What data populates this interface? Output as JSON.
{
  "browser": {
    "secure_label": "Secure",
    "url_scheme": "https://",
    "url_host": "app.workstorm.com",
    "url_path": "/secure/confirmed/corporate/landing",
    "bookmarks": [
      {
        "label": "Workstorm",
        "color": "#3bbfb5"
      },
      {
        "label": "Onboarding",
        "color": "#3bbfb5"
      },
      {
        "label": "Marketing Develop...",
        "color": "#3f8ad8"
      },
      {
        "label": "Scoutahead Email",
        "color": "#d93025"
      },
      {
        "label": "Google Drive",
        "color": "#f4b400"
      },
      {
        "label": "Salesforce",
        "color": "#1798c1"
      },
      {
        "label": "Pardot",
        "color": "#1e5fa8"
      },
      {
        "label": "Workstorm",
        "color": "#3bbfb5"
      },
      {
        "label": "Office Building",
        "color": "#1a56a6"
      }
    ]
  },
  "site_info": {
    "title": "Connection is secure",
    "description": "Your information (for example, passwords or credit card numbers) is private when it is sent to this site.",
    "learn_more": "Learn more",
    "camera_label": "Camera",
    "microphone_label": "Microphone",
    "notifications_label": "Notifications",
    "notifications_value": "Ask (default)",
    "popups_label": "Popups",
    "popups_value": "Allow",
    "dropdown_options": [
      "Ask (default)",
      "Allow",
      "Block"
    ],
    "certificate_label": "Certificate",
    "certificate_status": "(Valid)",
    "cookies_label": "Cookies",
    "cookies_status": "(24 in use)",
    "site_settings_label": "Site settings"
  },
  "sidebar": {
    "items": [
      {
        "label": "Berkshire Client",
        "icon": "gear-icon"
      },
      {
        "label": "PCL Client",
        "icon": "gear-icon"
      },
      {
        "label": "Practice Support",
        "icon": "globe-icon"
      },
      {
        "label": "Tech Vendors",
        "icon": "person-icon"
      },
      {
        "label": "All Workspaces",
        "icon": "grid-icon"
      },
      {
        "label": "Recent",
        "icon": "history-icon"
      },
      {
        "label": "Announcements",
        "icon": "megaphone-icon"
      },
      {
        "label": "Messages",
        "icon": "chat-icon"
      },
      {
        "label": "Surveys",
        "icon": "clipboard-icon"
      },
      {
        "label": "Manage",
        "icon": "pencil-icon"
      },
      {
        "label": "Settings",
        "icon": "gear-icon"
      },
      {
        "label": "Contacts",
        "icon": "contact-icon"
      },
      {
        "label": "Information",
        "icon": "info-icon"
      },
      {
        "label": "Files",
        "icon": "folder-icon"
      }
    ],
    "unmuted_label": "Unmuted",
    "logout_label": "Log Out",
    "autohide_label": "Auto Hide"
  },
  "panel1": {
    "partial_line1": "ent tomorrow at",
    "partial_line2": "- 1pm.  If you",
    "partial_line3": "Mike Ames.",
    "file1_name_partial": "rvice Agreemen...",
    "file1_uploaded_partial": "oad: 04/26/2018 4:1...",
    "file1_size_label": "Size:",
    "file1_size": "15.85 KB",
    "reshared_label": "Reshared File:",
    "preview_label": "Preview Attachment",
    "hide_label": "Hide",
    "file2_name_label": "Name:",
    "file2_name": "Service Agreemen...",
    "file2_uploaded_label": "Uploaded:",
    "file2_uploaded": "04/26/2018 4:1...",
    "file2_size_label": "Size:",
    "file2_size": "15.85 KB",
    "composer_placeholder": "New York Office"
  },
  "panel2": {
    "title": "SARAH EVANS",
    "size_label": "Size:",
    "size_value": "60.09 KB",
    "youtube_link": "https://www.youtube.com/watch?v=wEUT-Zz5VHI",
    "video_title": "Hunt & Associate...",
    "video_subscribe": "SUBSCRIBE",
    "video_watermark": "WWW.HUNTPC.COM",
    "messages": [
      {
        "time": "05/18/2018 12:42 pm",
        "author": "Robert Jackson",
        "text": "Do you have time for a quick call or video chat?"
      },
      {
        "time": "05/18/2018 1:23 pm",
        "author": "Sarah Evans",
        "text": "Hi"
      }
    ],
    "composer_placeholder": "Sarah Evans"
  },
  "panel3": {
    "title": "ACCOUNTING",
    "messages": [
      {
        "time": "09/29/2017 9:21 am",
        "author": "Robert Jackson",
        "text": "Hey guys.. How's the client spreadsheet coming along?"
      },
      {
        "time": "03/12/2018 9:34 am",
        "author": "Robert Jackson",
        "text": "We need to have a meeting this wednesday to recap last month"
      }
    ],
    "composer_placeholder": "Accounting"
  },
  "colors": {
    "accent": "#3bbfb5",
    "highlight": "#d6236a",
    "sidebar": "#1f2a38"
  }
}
——
GOAL :: Go through the preceding material and copy each line that has the word "Office".

SOLVED PROBLEM ::
        "label": "Office Building",
    "composer_placeholder": "New York Office"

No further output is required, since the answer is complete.